# START OF LISTED RECORDS
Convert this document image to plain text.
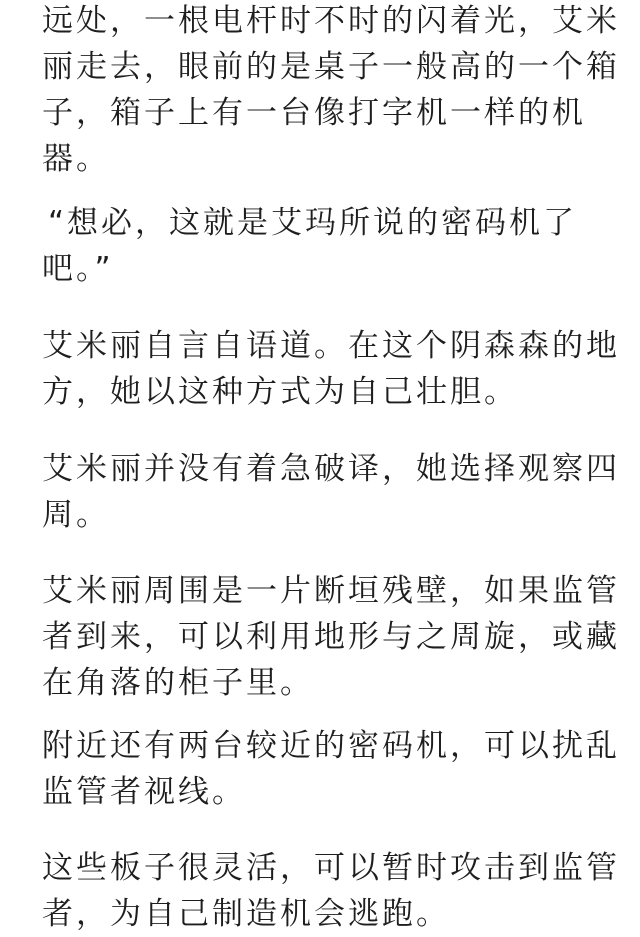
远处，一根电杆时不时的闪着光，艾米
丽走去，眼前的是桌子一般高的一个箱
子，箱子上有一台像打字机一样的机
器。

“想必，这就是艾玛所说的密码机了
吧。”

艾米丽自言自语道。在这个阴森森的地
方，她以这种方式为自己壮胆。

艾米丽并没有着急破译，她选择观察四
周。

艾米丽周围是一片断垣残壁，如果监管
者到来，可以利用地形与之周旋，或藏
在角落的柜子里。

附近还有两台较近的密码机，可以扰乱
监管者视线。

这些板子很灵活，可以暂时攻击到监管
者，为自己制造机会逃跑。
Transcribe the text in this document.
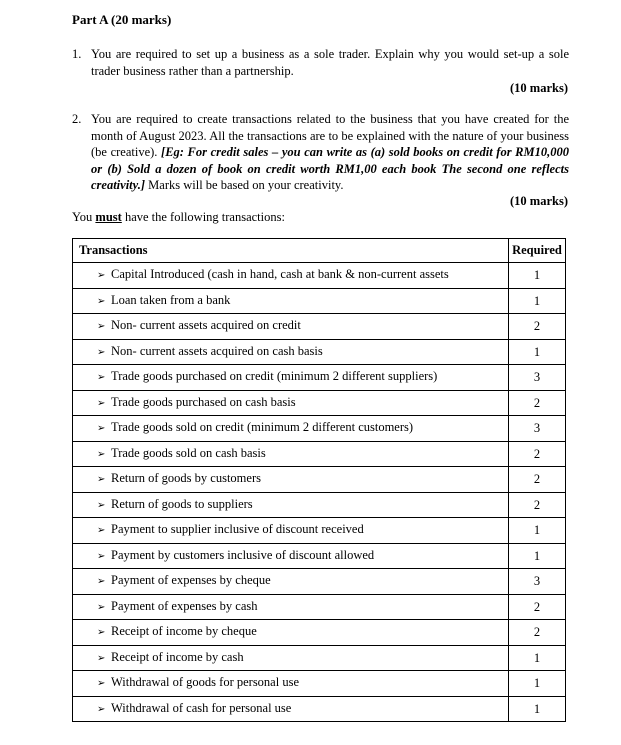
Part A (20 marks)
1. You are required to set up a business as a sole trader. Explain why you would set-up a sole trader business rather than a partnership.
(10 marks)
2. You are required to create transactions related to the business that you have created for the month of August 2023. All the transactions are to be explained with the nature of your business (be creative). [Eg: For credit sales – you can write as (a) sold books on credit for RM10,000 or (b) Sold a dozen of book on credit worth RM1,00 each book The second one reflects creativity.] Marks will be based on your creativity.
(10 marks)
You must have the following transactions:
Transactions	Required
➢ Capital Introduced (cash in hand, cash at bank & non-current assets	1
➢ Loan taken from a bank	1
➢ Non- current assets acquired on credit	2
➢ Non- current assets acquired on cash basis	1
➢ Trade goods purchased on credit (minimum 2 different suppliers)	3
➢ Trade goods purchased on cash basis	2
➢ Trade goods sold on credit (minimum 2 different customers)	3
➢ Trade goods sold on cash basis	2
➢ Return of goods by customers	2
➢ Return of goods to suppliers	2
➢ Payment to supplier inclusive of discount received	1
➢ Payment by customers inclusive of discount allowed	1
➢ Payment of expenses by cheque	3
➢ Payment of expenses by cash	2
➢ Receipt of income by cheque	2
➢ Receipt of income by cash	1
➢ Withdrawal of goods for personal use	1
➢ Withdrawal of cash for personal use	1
# END OF LISTED RECORDS
# START OF LISTED RECORDS
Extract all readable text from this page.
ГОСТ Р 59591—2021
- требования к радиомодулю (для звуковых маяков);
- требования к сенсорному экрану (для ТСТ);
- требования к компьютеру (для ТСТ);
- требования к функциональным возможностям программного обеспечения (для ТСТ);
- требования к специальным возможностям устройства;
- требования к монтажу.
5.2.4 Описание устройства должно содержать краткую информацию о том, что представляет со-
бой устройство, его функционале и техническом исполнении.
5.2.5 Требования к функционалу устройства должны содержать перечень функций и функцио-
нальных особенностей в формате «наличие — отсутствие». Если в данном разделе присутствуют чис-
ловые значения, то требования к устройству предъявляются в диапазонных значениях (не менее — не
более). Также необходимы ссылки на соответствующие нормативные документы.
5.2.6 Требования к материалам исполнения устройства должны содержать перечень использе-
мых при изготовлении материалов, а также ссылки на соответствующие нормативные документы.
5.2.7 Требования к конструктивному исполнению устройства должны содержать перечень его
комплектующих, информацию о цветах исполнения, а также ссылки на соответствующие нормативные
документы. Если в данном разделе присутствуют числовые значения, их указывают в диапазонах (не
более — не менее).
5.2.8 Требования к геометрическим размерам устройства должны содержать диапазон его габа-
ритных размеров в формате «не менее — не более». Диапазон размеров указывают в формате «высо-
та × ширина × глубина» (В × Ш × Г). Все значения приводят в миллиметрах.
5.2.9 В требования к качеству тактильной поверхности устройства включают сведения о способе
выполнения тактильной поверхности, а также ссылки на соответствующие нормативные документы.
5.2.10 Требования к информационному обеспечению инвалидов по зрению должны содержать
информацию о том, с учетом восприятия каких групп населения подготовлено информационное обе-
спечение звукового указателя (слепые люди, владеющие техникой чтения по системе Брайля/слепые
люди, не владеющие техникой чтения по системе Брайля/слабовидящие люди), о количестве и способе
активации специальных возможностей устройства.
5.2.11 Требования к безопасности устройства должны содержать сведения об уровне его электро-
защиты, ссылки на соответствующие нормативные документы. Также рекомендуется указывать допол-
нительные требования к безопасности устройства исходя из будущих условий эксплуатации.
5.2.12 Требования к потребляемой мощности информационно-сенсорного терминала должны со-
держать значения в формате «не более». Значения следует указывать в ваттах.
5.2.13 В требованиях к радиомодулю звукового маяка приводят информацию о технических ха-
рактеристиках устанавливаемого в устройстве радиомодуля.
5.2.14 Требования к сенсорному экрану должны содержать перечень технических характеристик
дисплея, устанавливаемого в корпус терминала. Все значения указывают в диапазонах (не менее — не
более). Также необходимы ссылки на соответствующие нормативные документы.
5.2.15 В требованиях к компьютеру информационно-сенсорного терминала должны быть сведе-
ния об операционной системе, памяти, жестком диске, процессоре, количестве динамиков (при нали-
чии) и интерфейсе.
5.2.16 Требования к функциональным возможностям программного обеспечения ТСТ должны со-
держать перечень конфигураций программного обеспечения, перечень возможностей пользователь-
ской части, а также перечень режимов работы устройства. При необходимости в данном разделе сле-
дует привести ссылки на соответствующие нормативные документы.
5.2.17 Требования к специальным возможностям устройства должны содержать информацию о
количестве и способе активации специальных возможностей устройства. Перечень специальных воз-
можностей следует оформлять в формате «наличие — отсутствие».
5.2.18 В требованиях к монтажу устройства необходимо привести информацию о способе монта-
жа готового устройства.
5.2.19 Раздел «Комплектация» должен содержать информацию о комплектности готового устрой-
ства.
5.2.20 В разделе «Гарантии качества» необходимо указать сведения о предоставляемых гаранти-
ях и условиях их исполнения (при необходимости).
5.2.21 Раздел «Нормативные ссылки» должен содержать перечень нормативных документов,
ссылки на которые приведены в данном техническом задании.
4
# END OF LISTED RECORDS
### EXERCISE PROMPT
Locate all lines in the listing above with the word "присутствуют". Copy them.

### COMPLETE RESPONSE
нальных особенностей в формате «наличие — отсутствие». Если в данном разделе присутствуют чис-
документы. Если в данном разделе присутствуют числовые значения, их указывают в диапазонах (не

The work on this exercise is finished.